Exercise brief: Copy nothing but the text: reproduce each line of the listing exactly and leave the pictures out.

Data lines:

═══

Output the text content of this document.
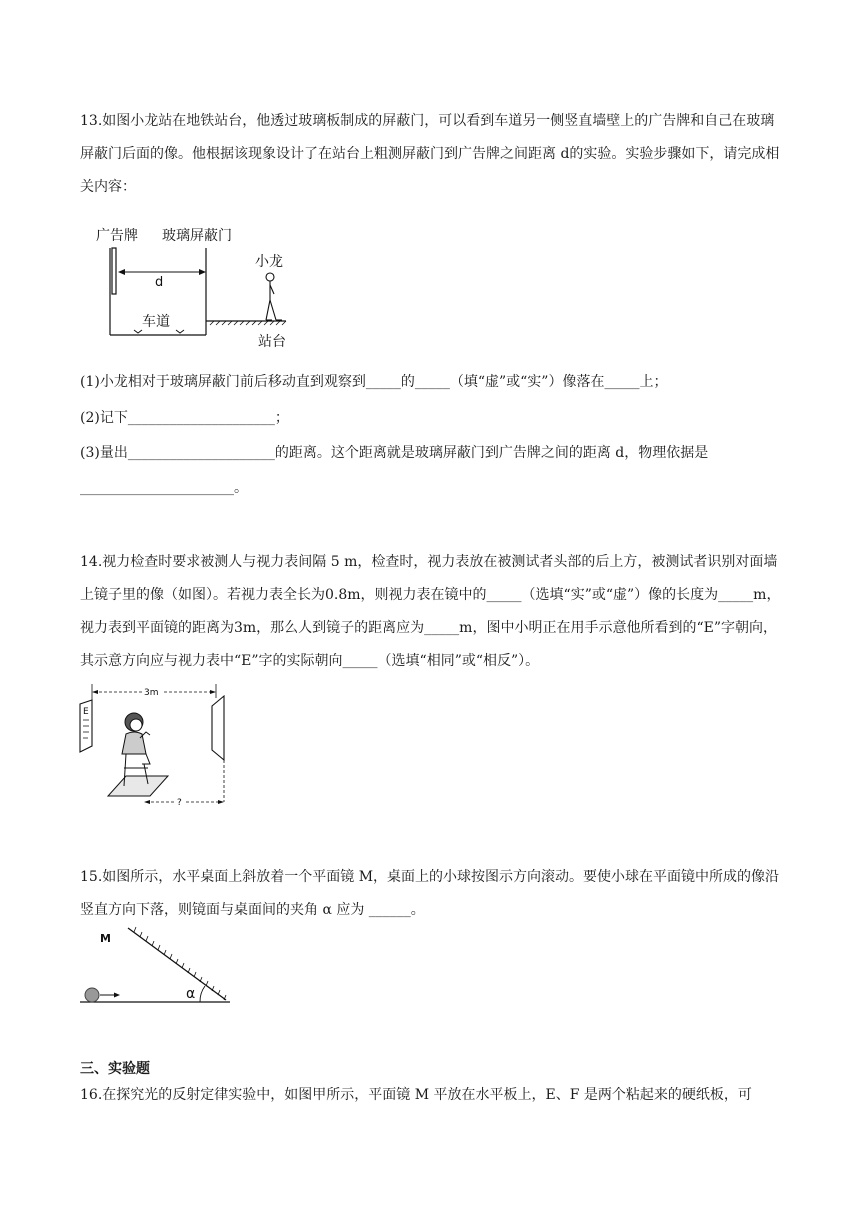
13.如图小龙站在地铁站台，他透过玻璃板制成的屏蔽门，可以看到车道另一侧竖直墙壁上的广告牌和自己在玻璃屏蔽门后面的像。他根据该现象设计了在站台上粗测屏蔽门到广告牌之间距离 d的实验。实验步骤如下，请完成相关内容：

广告牌 玻璃屏蔽门
d
车道
站台
小龙
(1)小龙相对于玻璃屏蔽门前后移动直到观察到_____的_____（填“虚”或“实”）像落在_____上；
(2)记下_____________________；
(3)量出_____________________的距离。这个距离就是玻璃屏蔽门到广告牌之间的距离 d，物理依据是
______________________。

14.视力检查时要求被测人与视力表间隔 5 m，检查时，视力表放在被测试者头部的后上方，被测试者识别对面墙上镜子里的像（如图）。若视力表全长为0.8m，则视力表在镜中的_____（选填“实”或“虚”）像的长度为_____m，视力表到平面镜的距离为3m，那么人到镜子的距离应为_____m，图中小明正在用手示意他所看到的“E”字朝向，其示意方向应与视力表中“E”字的实际朝向_____（选填“相同”或“相反”）。

E
3m
?

15.如图所示，水平桌面上斜放着一个平面镜 M，桌面上的小球按图示方向滚动。要使小球在平面镜中所成的像沿竖直方向下落，则镜面与桌面间的夹角 α 应为 ______。

M
α
三、实验题
16.在探究光的反射定律实验中，如图甲所示，平面镜 M 平放在水平板上，E、F 是两个粘起来的硬纸板，可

═══

Reply:
Output the text content of this document.
13.如图小龙站在地铁站台，他透过玻璃板制成的屏蔽门，可以看到车道另一侧竖直墙壁上的广告牌和自己在玻璃屏蔽门后面的像。他根据该现象设计了在站台上粗测屏蔽门到广告牌之间距离 d的实验。实验步骤如下，请完成相关内容：

广告牌 玻璃屏蔽门
d
车道
站台
小龙
(1)小龙相对于玻璃屏蔽门前后移动直到观察到_____的_____（填“虚”或“实”）像落在_____上；
(2)记下_____________________；
(3)量出_____________________的距离。这个距离就是玻璃屏蔽门到广告牌之间的距离 d，物理依据是
______________________。

14.视力检查时要求被测人与视力表间隔 5 m，检查时，视力表放在被测试者头部的后上方，被测试者识别对面墙上镜子里的像（如图）。若视力表全长为0.8m，则视力表在镜中的_____（选填“实”或“虚”）像的长度为_____m，视力表到平面镜的距离为3m，那么人到镜子的距离应为_____m，图中小明正在用手示意他所看到的“E”字朝向，其示意方向应与视力表中“E”字的实际朝向_____（选填“相同”或“相反”）。

E
3m
?

15.如图所示，水平桌面上斜放着一个平面镜 M，桌面上的小球按图示方向滚动。要使小球在平面镜中所成的像沿竖直方向下落，则镜面与桌面间的夹角 α 应为 ______。

M
α
三、实验题
16.在探究光的反射定律实验中，如图甲所示，平面镜 M 平放在水平板上，E、F 是两个粘起来的硬纸板，可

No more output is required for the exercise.